#### What to do:
From the listing below, count the lines where the string "JSON" occurs. Give the number, with no other words.

^^^^^^^^

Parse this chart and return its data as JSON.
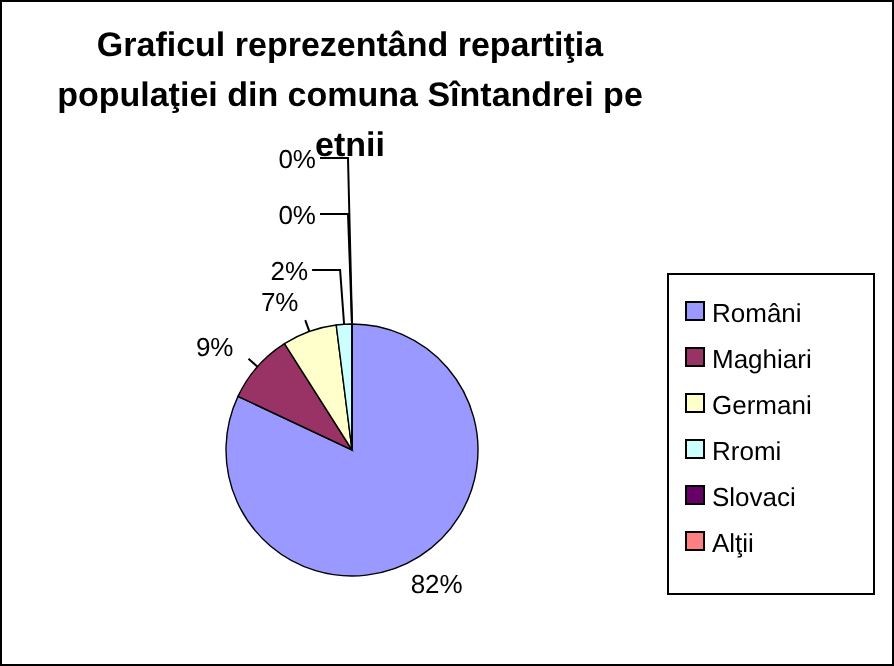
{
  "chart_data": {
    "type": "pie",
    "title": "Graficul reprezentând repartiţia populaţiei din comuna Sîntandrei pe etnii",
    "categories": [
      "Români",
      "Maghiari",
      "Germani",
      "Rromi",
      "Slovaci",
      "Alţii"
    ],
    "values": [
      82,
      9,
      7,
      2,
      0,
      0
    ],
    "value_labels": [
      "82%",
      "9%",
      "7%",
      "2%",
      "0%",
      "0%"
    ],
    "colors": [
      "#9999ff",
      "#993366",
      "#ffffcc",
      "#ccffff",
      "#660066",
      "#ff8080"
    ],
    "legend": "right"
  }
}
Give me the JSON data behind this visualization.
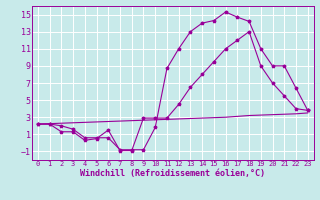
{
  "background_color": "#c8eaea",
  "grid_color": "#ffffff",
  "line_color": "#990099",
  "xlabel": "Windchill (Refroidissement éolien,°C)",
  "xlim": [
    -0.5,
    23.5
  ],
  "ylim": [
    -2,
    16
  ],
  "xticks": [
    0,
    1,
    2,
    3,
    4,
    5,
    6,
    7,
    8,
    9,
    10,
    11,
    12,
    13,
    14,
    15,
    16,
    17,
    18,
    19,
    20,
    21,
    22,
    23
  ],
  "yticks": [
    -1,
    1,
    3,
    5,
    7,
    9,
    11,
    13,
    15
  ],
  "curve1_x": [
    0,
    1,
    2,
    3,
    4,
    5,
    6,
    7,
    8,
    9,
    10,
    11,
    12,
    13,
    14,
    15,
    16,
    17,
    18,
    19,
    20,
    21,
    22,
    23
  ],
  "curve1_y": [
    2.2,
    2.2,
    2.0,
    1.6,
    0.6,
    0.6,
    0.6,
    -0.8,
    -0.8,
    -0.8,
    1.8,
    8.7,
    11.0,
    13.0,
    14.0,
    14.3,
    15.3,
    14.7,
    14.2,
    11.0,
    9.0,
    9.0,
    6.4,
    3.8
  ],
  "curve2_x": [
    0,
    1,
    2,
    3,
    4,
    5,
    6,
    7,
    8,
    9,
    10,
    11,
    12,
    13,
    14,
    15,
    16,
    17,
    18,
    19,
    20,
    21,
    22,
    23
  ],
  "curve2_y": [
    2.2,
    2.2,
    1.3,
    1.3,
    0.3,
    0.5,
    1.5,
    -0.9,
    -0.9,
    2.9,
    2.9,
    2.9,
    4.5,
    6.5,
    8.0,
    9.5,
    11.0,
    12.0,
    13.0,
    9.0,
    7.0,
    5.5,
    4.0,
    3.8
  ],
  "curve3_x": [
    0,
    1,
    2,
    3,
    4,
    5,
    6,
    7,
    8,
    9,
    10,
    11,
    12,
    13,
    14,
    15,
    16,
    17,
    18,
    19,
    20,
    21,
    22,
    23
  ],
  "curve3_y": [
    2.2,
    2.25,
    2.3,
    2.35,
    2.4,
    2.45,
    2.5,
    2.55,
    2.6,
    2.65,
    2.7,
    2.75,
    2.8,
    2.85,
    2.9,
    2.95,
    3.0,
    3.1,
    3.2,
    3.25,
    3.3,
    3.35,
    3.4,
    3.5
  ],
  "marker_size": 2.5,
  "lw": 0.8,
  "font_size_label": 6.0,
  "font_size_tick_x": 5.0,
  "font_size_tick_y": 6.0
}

^^^^^^^^

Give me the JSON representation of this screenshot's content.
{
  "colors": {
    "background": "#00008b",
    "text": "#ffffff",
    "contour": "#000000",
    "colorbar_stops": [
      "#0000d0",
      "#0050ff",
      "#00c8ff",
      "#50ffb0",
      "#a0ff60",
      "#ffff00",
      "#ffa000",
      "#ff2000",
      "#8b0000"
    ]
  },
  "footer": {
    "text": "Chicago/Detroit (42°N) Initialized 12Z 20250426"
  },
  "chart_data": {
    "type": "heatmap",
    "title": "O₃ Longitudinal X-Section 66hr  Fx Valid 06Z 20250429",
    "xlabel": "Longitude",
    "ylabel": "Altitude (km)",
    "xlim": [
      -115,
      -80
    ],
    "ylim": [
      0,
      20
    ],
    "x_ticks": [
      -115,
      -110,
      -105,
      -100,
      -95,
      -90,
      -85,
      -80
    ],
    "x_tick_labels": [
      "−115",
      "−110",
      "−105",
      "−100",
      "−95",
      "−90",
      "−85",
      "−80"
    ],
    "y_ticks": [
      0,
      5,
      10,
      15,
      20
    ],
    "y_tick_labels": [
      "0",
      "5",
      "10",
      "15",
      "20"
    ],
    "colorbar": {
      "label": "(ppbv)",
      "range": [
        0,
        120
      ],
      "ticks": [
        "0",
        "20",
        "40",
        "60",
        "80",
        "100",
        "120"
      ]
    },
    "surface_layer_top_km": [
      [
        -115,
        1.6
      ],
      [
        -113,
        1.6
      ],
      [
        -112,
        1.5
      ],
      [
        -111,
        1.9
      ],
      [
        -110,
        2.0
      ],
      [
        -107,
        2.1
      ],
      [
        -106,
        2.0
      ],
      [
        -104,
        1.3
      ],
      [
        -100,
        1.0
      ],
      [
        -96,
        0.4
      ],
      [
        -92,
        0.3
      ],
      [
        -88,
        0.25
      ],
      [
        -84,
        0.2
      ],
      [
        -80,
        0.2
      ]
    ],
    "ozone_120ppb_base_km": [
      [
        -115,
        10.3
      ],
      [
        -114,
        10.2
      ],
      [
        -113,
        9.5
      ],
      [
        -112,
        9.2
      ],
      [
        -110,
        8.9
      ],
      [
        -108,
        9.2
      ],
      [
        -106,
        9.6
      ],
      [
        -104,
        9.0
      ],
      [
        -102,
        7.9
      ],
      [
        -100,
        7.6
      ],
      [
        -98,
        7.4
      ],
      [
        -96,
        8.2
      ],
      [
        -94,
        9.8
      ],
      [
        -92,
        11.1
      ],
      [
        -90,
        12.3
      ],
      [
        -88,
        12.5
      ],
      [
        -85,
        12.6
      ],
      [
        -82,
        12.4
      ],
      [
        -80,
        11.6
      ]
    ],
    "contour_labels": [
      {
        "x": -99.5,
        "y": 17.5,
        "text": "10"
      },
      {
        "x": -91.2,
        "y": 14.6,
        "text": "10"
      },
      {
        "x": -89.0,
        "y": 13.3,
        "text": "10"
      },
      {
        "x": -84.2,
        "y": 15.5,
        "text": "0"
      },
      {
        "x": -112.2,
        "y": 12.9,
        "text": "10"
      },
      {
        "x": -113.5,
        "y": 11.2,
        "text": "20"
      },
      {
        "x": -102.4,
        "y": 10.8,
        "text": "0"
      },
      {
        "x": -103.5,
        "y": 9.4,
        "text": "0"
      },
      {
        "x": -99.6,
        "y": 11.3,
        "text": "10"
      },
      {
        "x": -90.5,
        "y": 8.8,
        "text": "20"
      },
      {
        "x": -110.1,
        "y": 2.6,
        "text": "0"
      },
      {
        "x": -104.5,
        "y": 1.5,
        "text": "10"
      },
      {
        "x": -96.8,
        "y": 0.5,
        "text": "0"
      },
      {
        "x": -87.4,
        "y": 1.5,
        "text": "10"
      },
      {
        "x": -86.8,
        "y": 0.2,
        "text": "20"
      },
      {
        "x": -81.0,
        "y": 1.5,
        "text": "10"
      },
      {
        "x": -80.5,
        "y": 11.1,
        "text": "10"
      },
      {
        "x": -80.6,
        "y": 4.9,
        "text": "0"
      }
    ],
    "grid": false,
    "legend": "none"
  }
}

^^^^^^^^

#### Solution:
3